--- Start The data ---

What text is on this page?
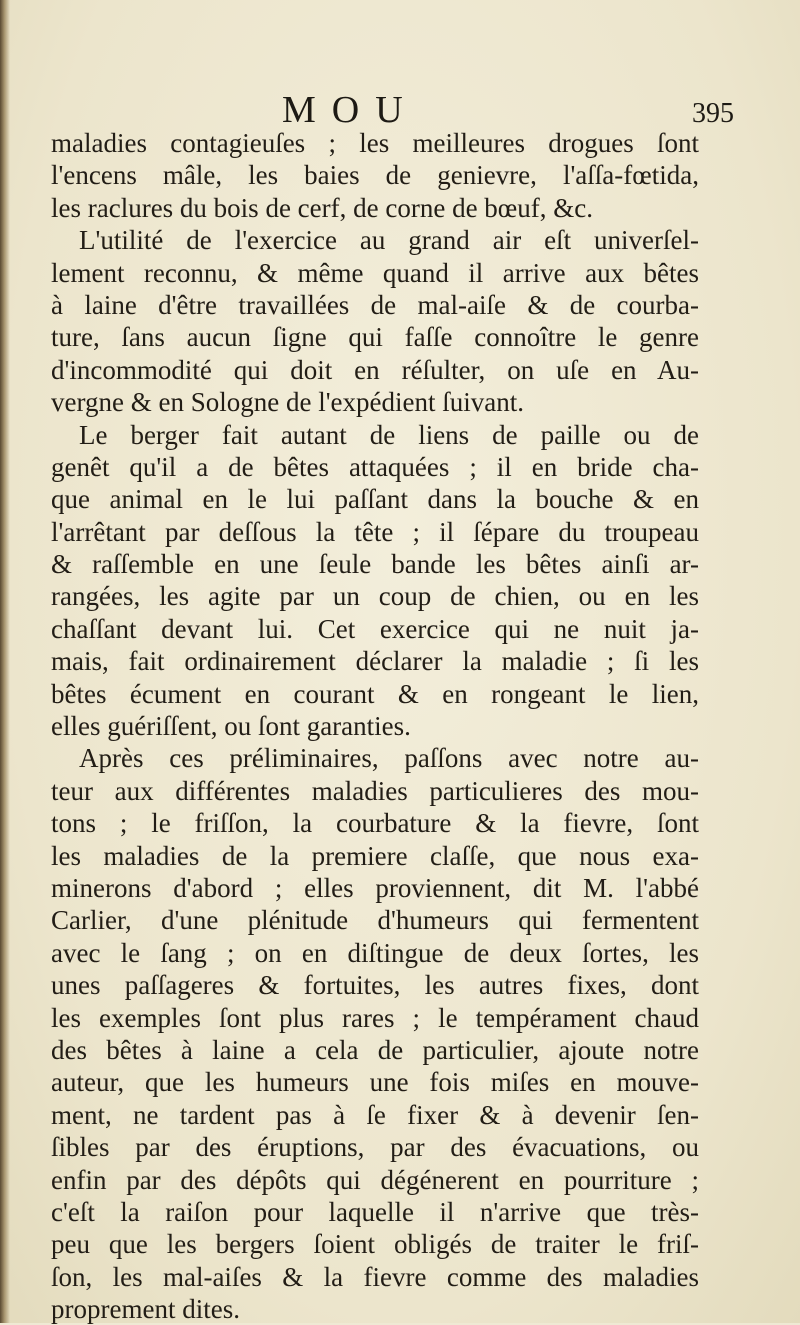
MOU	395

maladies contagieuſes ; les meilleures drogues ſont
l'encens mâle, les baies de genievre, l'aſſa-fœtida,
les raclures du bois de cerf, de corne de bœuf, &c.

L'utilité de l'exercice au grand air eſt univerſel-
lement reconnu, & même quand il arrive aux bêtes
à laine d'être travaillées de mal-aiſe & de courba-
ture, ſans aucun ſigne qui faſſe connoître le genre
d'incommodité qui doit en réſulter, on uſe en Au-
vergne & en Sologne de l'expédient ſuivant.

Le berger fait autant de liens de paille ou de
genêt qu'il a de bêtes attaquées ; il en bride cha-
que animal en le lui paſſant dans la bouche & en
l'arrêtant par deſſous la tête ; il ſépare du troupeau
& raſſemble en une ſeule bande les bêtes ainſi ar-
rangées, les agite par un coup de chien, ou en les
chaſſant devant lui. Cet exercice qui ne nuit ja-
mais, fait ordinairement déclarer la maladie ; ſi les
bêtes écument en courant & en rongeant le lien,
elles guériſſent, ou ſont garanties.

Après ces préliminaires, paſſons avec notre au-
teur aux différentes maladies particulieres des mou-
tons ; le friſſon, la courbature & la fievre, ſont
les maladies de la premiere claſſe, que nous exa-
minerons d'abord ; elles proviennent, dit M. l'abbé
Carlier, d'une plénitude d'humeurs qui fermentent
avec le ſang ; on en diſtingue de deux ſortes, les
unes paſſageres & fortuites, les autres fixes, dont
les exemples ſont plus rares ; le tempérament chaud
des bêtes à laine a cela de particulier, ajoute notre
auteur, que les humeurs une fois miſes en mouve-
ment, ne tardent pas à ſe fixer & à devenir ſen-
ſibles par des éruptions, par des évacuations, ou
enfin par des dépôts qui dégénerent en pourriture ;
c'eſt la raiſon pour laquelle il n'arrive que très-
peu que les bergers ſoient obligés de traiter le friſ-
ſon, les mal-aiſes & la fievre comme des maladies
proprement dites.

--- End The data ---

- Task prompt
Look through the entries above; copy each line where the string "avec" appears.

- Answer to the task
Après ces préliminaires, paſſons avec notre au-
avec le ſang ; on en diſtingue de deux ſortes, les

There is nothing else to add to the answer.